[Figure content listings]
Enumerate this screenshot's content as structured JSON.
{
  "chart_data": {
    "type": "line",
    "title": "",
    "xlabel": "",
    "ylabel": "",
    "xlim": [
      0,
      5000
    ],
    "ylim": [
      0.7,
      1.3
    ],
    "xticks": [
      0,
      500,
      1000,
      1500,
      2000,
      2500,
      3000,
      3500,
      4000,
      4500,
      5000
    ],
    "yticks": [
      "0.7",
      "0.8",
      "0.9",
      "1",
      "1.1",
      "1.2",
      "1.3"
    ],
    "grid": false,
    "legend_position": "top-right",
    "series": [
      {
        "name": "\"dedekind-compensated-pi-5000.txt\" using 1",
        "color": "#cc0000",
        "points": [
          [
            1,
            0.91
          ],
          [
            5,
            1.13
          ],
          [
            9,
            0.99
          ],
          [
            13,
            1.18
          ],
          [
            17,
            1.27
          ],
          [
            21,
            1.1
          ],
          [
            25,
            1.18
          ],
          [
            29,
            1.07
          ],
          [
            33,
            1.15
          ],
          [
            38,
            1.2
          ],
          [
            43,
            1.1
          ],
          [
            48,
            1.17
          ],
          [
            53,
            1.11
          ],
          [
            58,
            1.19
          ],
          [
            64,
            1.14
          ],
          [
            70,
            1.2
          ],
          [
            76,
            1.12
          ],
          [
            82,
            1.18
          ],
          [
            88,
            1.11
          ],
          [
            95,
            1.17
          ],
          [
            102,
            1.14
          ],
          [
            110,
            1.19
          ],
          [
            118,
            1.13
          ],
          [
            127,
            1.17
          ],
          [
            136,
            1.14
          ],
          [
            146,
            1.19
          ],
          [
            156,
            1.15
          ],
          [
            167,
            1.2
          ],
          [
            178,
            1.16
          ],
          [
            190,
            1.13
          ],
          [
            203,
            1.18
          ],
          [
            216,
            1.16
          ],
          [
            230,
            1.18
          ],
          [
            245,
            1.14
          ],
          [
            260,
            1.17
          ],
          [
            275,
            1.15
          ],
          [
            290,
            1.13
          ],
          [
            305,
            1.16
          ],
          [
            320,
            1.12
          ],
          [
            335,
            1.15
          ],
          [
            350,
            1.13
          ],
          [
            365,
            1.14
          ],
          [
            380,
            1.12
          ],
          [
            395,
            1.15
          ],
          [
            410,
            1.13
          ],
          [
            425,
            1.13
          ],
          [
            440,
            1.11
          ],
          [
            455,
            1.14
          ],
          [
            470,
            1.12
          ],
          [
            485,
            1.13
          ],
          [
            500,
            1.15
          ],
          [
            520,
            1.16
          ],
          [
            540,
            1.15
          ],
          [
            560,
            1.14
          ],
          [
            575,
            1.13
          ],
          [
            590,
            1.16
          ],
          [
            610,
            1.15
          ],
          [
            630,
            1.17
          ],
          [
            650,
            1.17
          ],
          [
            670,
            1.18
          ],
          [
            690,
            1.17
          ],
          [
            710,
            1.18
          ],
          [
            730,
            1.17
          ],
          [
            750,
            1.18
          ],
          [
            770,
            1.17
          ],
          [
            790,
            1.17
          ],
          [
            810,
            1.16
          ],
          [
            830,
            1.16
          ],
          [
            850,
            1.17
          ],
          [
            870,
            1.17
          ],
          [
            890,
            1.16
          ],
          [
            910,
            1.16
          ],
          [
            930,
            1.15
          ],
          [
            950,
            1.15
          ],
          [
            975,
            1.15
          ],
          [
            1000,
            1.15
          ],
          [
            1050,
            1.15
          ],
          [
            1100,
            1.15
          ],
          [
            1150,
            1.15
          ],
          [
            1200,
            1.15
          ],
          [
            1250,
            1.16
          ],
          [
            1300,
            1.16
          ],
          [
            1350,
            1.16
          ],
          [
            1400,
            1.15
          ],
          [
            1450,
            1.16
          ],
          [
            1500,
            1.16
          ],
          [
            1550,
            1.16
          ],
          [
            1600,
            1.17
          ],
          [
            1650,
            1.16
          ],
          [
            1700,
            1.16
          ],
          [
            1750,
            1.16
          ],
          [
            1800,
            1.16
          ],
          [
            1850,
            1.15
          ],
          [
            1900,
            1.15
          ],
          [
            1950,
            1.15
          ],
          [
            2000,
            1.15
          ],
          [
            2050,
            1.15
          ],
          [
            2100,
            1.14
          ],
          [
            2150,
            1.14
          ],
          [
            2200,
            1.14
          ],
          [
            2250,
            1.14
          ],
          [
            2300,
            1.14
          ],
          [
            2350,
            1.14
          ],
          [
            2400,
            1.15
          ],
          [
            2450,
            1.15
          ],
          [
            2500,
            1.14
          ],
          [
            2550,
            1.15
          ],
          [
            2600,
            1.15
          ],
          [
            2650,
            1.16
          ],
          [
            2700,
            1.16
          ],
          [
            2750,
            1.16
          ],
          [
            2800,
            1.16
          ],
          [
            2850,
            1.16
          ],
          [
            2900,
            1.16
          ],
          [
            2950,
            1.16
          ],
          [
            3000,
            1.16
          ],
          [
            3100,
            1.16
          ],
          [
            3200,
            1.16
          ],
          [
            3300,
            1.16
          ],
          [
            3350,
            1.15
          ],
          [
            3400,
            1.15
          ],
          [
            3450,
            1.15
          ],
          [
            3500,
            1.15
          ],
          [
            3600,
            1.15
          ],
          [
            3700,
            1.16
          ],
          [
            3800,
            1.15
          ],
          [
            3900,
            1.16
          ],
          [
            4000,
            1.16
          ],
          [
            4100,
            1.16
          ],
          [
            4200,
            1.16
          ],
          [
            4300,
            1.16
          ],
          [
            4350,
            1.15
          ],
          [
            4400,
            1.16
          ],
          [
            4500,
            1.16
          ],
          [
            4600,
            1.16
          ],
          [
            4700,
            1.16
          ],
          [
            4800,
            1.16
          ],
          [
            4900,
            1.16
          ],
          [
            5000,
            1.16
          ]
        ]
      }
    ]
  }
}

■ **The problem**
Repeat every record exactly as written, please.

■ **Task response**
Enumerate this screenshot's content as structured JSON.
{
  "chart_data": {
    "type": "line",
    "title": "",
    "xlabel": "",
    "ylabel": "",
    "xlim": [
      0,
      5000
    ],
    "ylim": [
      0.7,
      1.3
    ],
    "xticks": [
      0,
      500,
      1000,
      1500,
      2000,
      2500,
      3000,
      3500,
      4000,
      4500,
      5000
    ],
    "yticks": [
      "0.7",
      "0.8",
      "0.9",
      "1",
      "1.1",
      "1.2",
      "1.3"
    ],
    "grid": false,
    "legend_position": "top-right",
    "series": [
      {
        "name": "\"dedekind-compensated-pi-5000.txt\" using 1",
        "color": "#cc0000",
        "points": [
          [
            1,
            0.91
          ],
          [
            5,
            1.13
          ],
          [
            9,
            0.99
          ],
          [
            13,
            1.18
          ],
          [
            17,
            1.27
          ],
          [
            21,
            1.1
          ],
          [
            25,
            1.18
          ],
          [
            29,
            1.07
          ],
          [
            33,
            1.15
          ],
          [
            38,
            1.2
          ],
          [
            43,
            1.1
          ],
          [
            48,
            1.17
          ],
          [
            53,
            1.11
          ],
          [
            58,
            1.19
          ],
          [
            64,
            1.14
          ],
          [
            70,
            1.2
          ],
          [
            76,
            1.12
          ],
          [
            82,
            1.18
          ],
          [
            88,
            1.11
          ],
          [
            95,
            1.17
          ],
          [
            102,
            1.14
          ],
          [
            110,
            1.19
          ],
          [
            118,
            1.13
          ],
          [
            127,
            1.17
          ],
          [
            136,
            1.14
          ],
          [
            146,
            1.19
          ],
          [
            156,
            1.15
          ],
          [
            167,
            1.2
          ],
          [
            178,
            1.16
          ],
          [
            190,
            1.13
          ],
          [
            203,
            1.18
          ],
          [
            216,
            1.16
          ],
          [
            230,
            1.18
          ],
          [
            245,
            1.14
          ],
          [
            260,
            1.17
          ],
          [
            275,
            1.15
          ],
          [
            290,
            1.13
          ],
          [
            305,
            1.16
          ],
          [
            320,
            1.12
          ],
          [
            335,
            1.15
          ],
          [
            350,
            1.13
          ],
          [
            365,
            1.14
          ],
          [
            380,
            1.12
          ],
          [
            395,
            1.15
          ],
          [
            410,
            1.13
          ],
          [
            425,
            1.13
          ],
          [
            440,
            1.11
          ],
          [
            455,
            1.14
          ],
          [
            470,
            1.12
          ],
          [
            485,
            1.13
          ],
          [
            500,
            1.15
          ],
          [
            520,
            1.16
          ],
          [
            540,
            1.15
          ],
          [
            560,
            1.14
          ],
          [
            575,
            1.13
          ],
          [
            590,
            1.16
          ],
          [
            610,
            1.15
          ],
          [
            630,
            1.17
          ],
          [
            650,
            1.17
          ],
          [
            670,
            1.18
          ],
          [
            690,
            1.17
          ],
          [
            710,
            1.18
          ],
          [
            730,
            1.17
          ],
          [
            750,
            1.18
          ],
          [
            770,
            1.17
          ],
          [
            790,
            1.17
          ],
          [
            810,
            1.16
          ],
          [
            830,
            1.16
          ],
          [
            850,
            1.17
          ],
          [
            870,
            1.17
          ],
          [
            890,
            1.16
          ],
          [
            910,
            1.16
          ],
          [
            930,
            1.15
          ],
          [
            950,
            1.15
          ],
          [
            975,
            1.15
          ],
          [
            1000,
            1.15
          ],
          [
            1050,
            1.15
          ],
          [
            1100,
            1.15
          ],
          [
            1150,
            1.15
          ],
          [
            1200,
            1.15
          ],
          [
            1250,
            1.16
          ],
          [
            1300,
            1.16
          ],
          [
            1350,
            1.16
          ],
          [
            1400,
            1.15
          ],
          [
            1450,
            1.16
          ],
          [
            1500,
            1.16
          ],
          [
            1550,
            1.16
          ],
          [
            1600,
            1.17
          ],
          [
            1650,
            1.16
          ],
          [
            1700,
            1.16
          ],
          [
            1750,
            1.16
          ],
          [
            1800,
            1.16
          ],
          [
            1850,
            1.15
          ],
          [
            1900,
            1.15
          ],
          [
            1950,
            1.15
          ],
          [
            2000,
            1.15
          ],
          [
            2050,
            1.15
          ],
          [
            2100,
            1.14
          ],
          [
            2150,
            1.14
          ],
          [
            2200,
            1.14
          ],
          [
            2250,
            1.14
          ],
          [
            2300,
            1.14
          ],
          [
            2350,
            1.14
          ],
          [
            2400,
            1.15
          ],
          [
            2450,
            1.15
          ],
          [
            2500,
            1.14
          ],
          [
            2550,
            1.15
          ],
          [
            2600,
            1.15
          ],
          [
            2650,
            1.16
          ],
          [
            2700,
            1.16
          ],
          [
            2750,
            1.16
          ],
          [
            2800,
            1.16
          ],
          [
            2850,
            1.16
          ],
          [
            2900,
            1.16
          ],
          [
            2950,
            1.16
          ],
          [
            3000,
            1.16
          ],
          [
            3100,
            1.16
          ],
          [
            3200,
            1.16
          ],
          [
            3300,
            1.16
          ],
          [
            3350,
            1.15
          ],
          [
            3400,
            1.15
          ],
          [
            3450,
            1.15
          ],
          [
            3500,
            1.15
          ],
          [
            3600,
            1.15
          ],
          [
            3700,
            1.16
          ],
          [
            3800,
            1.15
          ],
          [
            3900,
            1.16
          ],
          [
            4000,
            1.16
          ],
          [
            4100,
            1.16
          ],
          [
            4200,
            1.16
          ],
          [
            4300,
            1.16
          ],
          [
            4350,
            1.15
          ],
          [
            4400,
            1.16
          ],
          [
            4500,
            1.16
          ],
          [
            4600,
            1.16
          ],
          [
            4700,
            1.16
          ],
          [
            4800,
            1.16
          ],
          [
            4900,
            1.16
          ],
          [
            5000,
            1.16
          ]
        ]
      }
    ]
  }
}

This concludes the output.